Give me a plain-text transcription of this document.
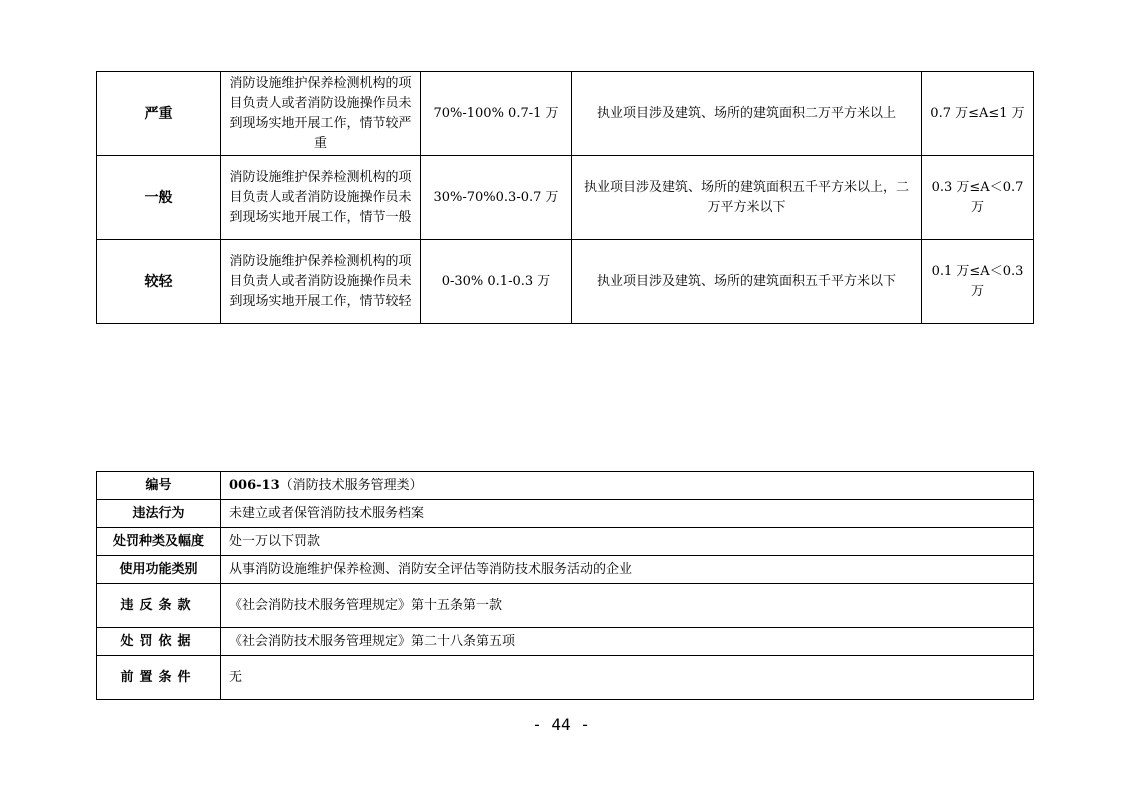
严重	消防设施维护保养检测机构的项目负责人或者消防设施操作员未到现场实地开展工作，情节较严重	70%-100% 0.7-1 万	执业项目涉及建筑、场所的建筑面积二万平方米以上	0.7 万≤A≤1 万
一般	消防设施维护保养检测机构的项目负责人或者消防设施操作员未到现场实地开展工作，情节一般	30%-70%0.3-0.7 万	执业项目涉及建筑、场所的建筑面积五千平方米以上，二万平方米以下	0.3 万≤A＜0.7 万
较轻	消防设施维护保养检测机构的项目负责人或者消防设施操作员未到现场实地开展工作，情节较轻	0-30% 0.1-0.3 万	执业项目涉及建筑、场所的建筑面积五千平方米以下	0.1 万≤A＜0.3 万
编号	006-13（消防技术服务管理类）
违法行为	未建立或者保管消防技术服务档案
处罚种类及幅度	处一万以下罚款
使用功能类别	从事消防设施维护保养检测、消防安全评估等消防技术服务活动的企业
违反条款	《社会消防技术服务管理规定》第十五条第一款
处罚依据	《社会消防技术服务管理规定》第二十八条第五项
前置条件	无
- 44 -
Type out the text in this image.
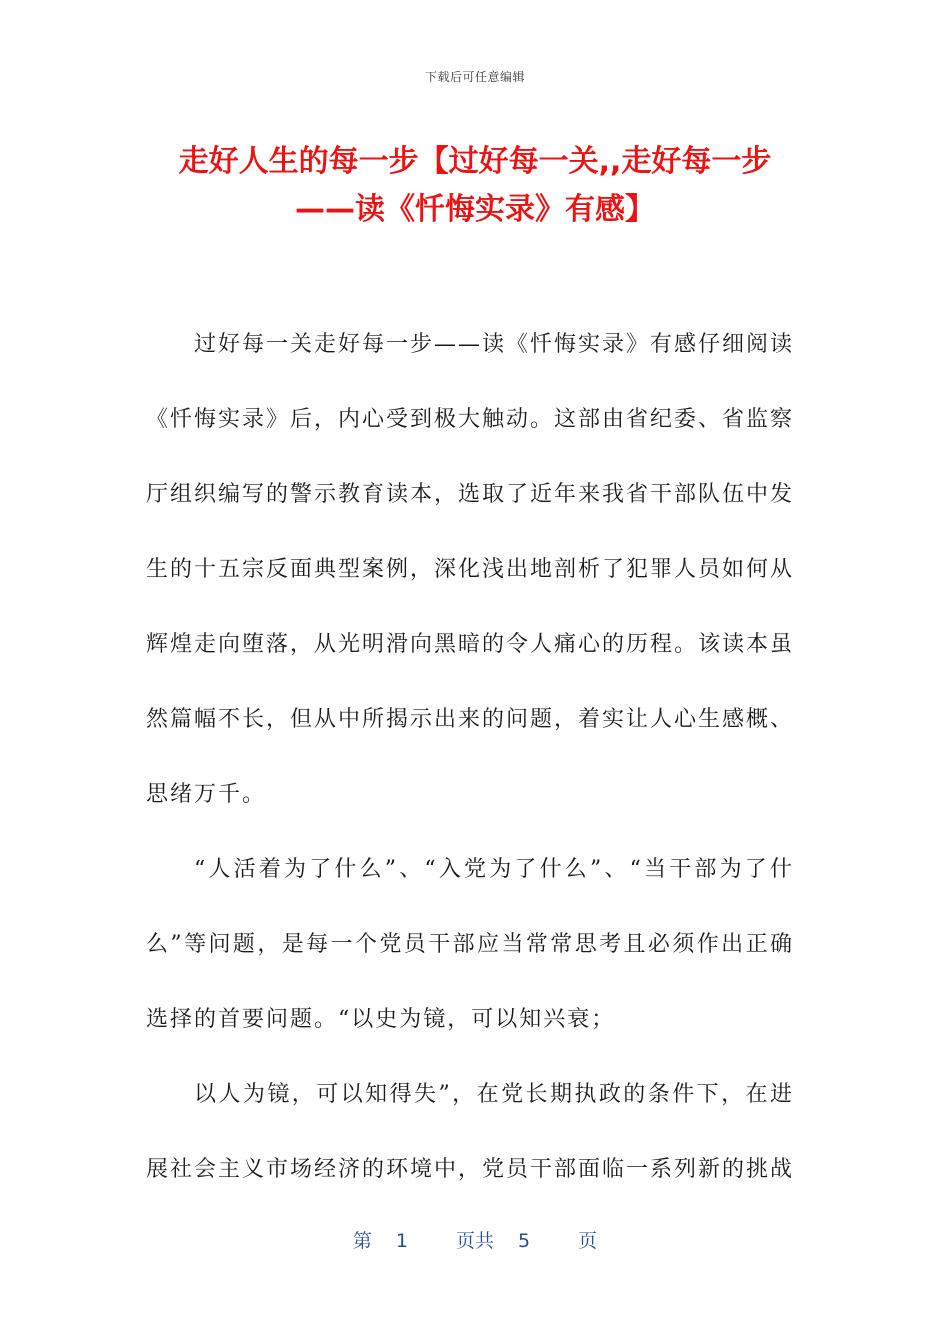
下载后可任意编辑
走好人生的每一步【过好每一关,,走好每一步
——读《忏悔实录》有感】

过好每一关走好每一步——读《忏悔实录》有感仔细阅读《忏悔实录》后，内心受到极大触动。这部由省纪委、省监察厅组织编写的警示教育读本，选取了近年来我省干部队伍中发生的十五宗反面典型案例，深化浅出地剖析了犯罪人员如何从辉煌走向堕落，从光明滑向黑暗的令人痛心的历程。该读本虽然篇幅不长，但从中所揭示出来的问题，着实让人心生感概、思绪万千。

“人活着为了什么”、“入党为了什么”、“当干部为了什么”等问题，是每一个党员干部应当常常思考且必须作出正确选择的首要问题。“以史为镜，可以知兴衰；

以人为镜，可以知得失”，在党长期执政的条件下，在进展社会主义市场经济的环境中，党员干部面临一系列新的挑战

第 1	页共 5	页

┄┄┄┄┄┄┄┄┄┄

[GIVEN TASK]
Set the data above down again exactly as given, with no pictures.

[IN RESPONSE]
Give me a plain-text transcription of this document.
严重	消防设施维护保养检测机构的项目负责人或者消防设施操作员未到现场实地开展工作，情节较严重	70%-100% 0.7-1 万	执业项目涉及建筑、场所的建筑面积二万平方米以上	0.7 万≤A≤1 万
一般	消防设施维护保养检测机构的项目负责人或者消防设施操作员未到现场实地开展工作，情节一般	30%-70%0.3-0.7 万	执业项目涉及建筑、场所的建筑面积五千平方米以上，二万平方米以下	0.3 万≤A＜0.7 万
较轻	消防设施维护保养检测机构的项目负责人或者消防设施操作员未到现场实地开展工作，情节较轻	0-30% 0.1-0.3 万	执业项目涉及建筑、场所的建筑面积五千平方米以下	0.1 万≤A＜0.3 万
编号	006-13（消防技术服务管理类）
违法行为	未建立或者保管消防技术服务档案
处罚种类及幅度	处一万以下罚款
使用功能类别	从事消防设施维护保养检测、消防安全评估等消防技术服务活动的企业
违反条款	《社会消防技术服务管理规定》第十五条第一款
处罚依据	《社会消防技术服务管理规定》第二十八条第五项
前置条件	无
- 44 -
Type out the text in this image.
下载后可任意编辑
走好人生的每一步【过好每一关,,走好每一步
——读《忏悔实录》有感】

过好每一关走好每一步——读《忏悔实录》有感仔细阅读《忏悔实录》后，内心受到极大触动。这部由省纪委、省监察厅组织编写的警示教育读本，选取了近年来我省干部队伍中发生的十五宗反面典型案例，深化浅出地剖析了犯罪人员如何从辉煌走向堕落，从光明滑向黑暗的令人痛心的历程。该读本虽然篇幅不长，但从中所揭示出来的问题，着实让人心生感概、思绪万千。

“人活着为了什么”、“入党为了什么”、“当干部为了什么”等问题，是每一个党员干部应当常常思考且必须作出正确选择的首要问题。“以史为镜，可以知兴衰；

以人为镜，可以知得失”，在党长期执政的条件下，在进展社会主义市场经济的环境中，党员干部面临一系列新的挑战

第 1	页共 5	页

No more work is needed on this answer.